— begin —

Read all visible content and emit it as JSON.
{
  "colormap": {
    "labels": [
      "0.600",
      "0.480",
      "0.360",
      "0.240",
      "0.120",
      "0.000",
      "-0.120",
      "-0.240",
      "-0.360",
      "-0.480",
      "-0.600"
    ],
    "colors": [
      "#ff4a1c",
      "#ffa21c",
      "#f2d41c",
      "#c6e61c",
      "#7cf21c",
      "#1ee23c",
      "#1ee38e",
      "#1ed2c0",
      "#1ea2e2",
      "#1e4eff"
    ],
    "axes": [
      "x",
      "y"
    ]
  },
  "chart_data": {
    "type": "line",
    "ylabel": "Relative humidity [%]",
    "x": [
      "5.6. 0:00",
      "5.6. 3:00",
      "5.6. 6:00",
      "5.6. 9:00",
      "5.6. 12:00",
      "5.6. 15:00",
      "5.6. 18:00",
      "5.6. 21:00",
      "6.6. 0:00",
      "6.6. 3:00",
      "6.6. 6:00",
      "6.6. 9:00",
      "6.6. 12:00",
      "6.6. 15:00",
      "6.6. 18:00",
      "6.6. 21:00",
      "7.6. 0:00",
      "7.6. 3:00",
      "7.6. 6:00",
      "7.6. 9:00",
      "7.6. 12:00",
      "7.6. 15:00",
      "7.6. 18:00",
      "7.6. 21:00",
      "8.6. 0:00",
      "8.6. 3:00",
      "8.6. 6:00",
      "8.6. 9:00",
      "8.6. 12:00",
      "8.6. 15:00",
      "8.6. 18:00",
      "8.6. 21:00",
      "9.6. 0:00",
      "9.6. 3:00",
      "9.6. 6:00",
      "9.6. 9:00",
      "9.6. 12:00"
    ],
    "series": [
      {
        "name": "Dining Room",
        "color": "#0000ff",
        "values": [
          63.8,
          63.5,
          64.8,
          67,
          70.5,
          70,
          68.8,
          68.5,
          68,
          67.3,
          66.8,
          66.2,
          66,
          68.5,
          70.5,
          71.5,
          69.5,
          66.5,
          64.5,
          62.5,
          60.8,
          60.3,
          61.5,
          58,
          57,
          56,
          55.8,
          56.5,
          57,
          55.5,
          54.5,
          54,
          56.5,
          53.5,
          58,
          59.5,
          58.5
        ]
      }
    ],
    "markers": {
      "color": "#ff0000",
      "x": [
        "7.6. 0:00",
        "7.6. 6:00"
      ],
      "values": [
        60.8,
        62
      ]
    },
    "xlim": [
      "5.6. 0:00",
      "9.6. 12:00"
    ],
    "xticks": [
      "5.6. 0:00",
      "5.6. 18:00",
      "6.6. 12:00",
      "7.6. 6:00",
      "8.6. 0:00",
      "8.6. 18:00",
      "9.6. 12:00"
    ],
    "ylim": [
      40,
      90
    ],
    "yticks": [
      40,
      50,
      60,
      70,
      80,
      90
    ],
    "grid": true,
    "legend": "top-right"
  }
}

— end —

• Aim:
Make an exact copy of every entry.

• Worked answer:
Read all visible content and emit it as JSON.
{
  "colormap": {
    "labels": [
      "0.600",
      "0.480",
      "0.360",
      "0.240",
      "0.120",
      "0.000",
      "-0.120",
      "-0.240",
      "-0.360",
      "-0.480",
      "-0.600"
    ],
    "colors": [
      "#ff4a1c",
      "#ffa21c",
      "#f2d41c",
      "#c6e61c",
      "#7cf21c",
      "#1ee23c",
      "#1ee38e",
      "#1ed2c0",
      "#1ea2e2",
      "#1e4eff"
    ],
    "axes": [
      "x",
      "y"
    ]
  },
  "chart_data": {
    "type": "line",
    "ylabel": "Relative humidity [%]",
    "x": [
      "5.6. 0:00",
      "5.6. 3:00",
      "5.6. 6:00",
      "5.6. 9:00",
      "5.6. 12:00",
      "5.6. 15:00",
      "5.6. 18:00",
      "5.6. 21:00",
      "6.6. 0:00",
      "6.6. 3:00",
      "6.6. 6:00",
      "6.6. 9:00",
      "6.6. 12:00",
      "6.6. 15:00",
      "6.6. 18:00",
      "6.6. 21:00",
      "7.6. 0:00",
      "7.6. 3:00",
      "7.6. 6:00",
      "7.6. 9:00",
      "7.6. 12:00",
      "7.6. 15:00",
      "7.6. 18:00",
      "7.6. 21:00",
      "8.6. 0:00",
      "8.6. 3:00",
      "8.6. 6:00",
      "8.6. 9:00",
      "8.6. 12:00",
      "8.6. 15:00",
      "8.6. 18:00",
      "8.6. 21:00",
      "9.6. 0:00",
      "9.6. 3:00",
      "9.6. 6:00",
      "9.6. 9:00",
      "9.6. 12:00"
    ],
    "series": [
      {
        "name": "Dining Room",
        "color": "#0000ff",
        "values": [
          63.8,
          63.5,
          64.8,
          67,
          70.5,
          70,
          68.8,
          68.5,
          68,
          67.3,
          66.8,
          66.2,
          66,
          68.5,
          70.5,
          71.5,
          69.5,
          66.5,
          64.5,
          62.5,
          60.8,
          60.3,
          61.5,
          58,
          57,
          56,
          55.8,
          56.5,
          57,
          55.5,
          54.5,
          54,
          56.5,
          53.5,
          58,
          59.5,
          58.5
        ]
      }
    ],
    "markers": {
      "color": "#ff0000",
      "x": [
        "7.6. 0:00",
        "7.6. 6:00"
      ],
      "values": [
        60.8,
        62
      ]
    },
    "xlim": [
      "5.6. 0:00",
      "9.6. 12:00"
    ],
    "xticks": [
      "5.6. 0:00",
      "5.6. 18:00",
      "6.6. 12:00",
      "7.6. 6:00",
      "8.6. 0:00",
      "8.6. 18:00",
      "9.6. 12:00"
    ],
    "ylim": [
      40,
      90
    ],
    "yticks": [
      40,
      50,
      60,
      70,
      80,
      90
    ],
    "grid": true,
    "legend": "top-right"
  }
}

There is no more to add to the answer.